- _Exercise task_: Check each line of the records below and collect those holding "icon".

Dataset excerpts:

## START

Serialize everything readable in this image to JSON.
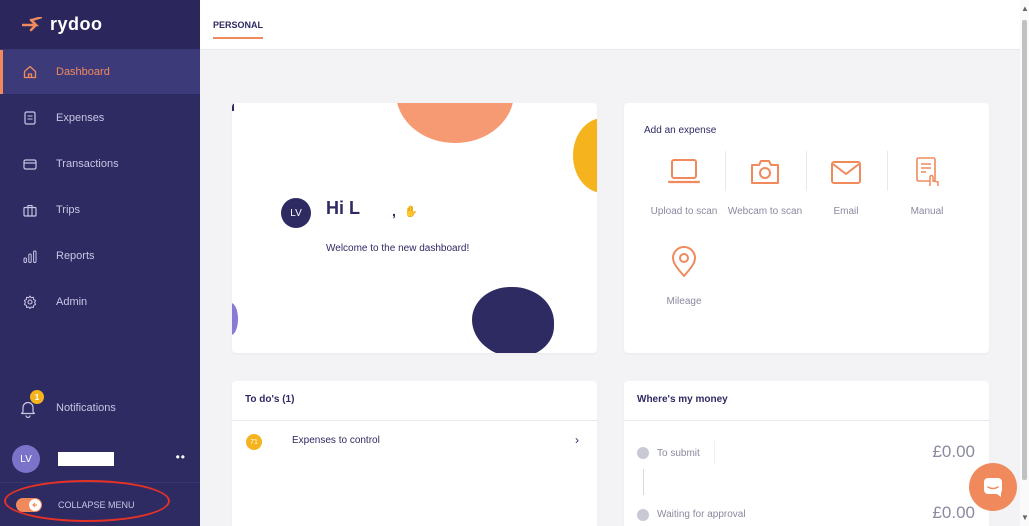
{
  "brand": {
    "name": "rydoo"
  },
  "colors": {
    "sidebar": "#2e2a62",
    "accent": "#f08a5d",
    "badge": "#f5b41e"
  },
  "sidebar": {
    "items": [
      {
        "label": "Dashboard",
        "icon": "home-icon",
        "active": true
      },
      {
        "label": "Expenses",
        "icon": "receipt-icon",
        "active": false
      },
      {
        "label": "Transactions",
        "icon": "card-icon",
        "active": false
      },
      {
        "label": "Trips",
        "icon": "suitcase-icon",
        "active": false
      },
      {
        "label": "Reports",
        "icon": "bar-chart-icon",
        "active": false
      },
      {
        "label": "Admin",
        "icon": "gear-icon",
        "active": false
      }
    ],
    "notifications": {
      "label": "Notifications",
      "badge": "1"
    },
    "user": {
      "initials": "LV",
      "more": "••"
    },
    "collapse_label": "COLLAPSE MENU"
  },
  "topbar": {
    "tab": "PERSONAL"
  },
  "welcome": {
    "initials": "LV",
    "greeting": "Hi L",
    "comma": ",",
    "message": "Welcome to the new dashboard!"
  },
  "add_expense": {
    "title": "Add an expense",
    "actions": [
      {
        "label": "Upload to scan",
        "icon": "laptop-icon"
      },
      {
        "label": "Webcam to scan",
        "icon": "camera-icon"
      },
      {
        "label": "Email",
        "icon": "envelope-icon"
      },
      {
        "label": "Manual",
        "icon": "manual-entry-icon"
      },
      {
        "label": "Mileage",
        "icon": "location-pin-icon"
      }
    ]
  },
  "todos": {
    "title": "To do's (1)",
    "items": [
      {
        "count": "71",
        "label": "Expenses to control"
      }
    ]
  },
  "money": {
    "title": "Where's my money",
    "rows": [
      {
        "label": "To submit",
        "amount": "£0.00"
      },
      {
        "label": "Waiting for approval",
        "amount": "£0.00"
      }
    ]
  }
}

## END

- _Response to the task_:
        "icon": "home-icon",
        "icon": "receipt-icon",
        "icon": "card-icon",
        "icon": "suitcase-icon",
        "icon": "bar-chart-icon",
        "icon": "gear-icon",
        "icon": "laptop-icon"
        "icon": "camera-icon"
        "icon": "envelope-icon"
        "icon": "manual-entry-icon"
        "icon": "location-pin-icon"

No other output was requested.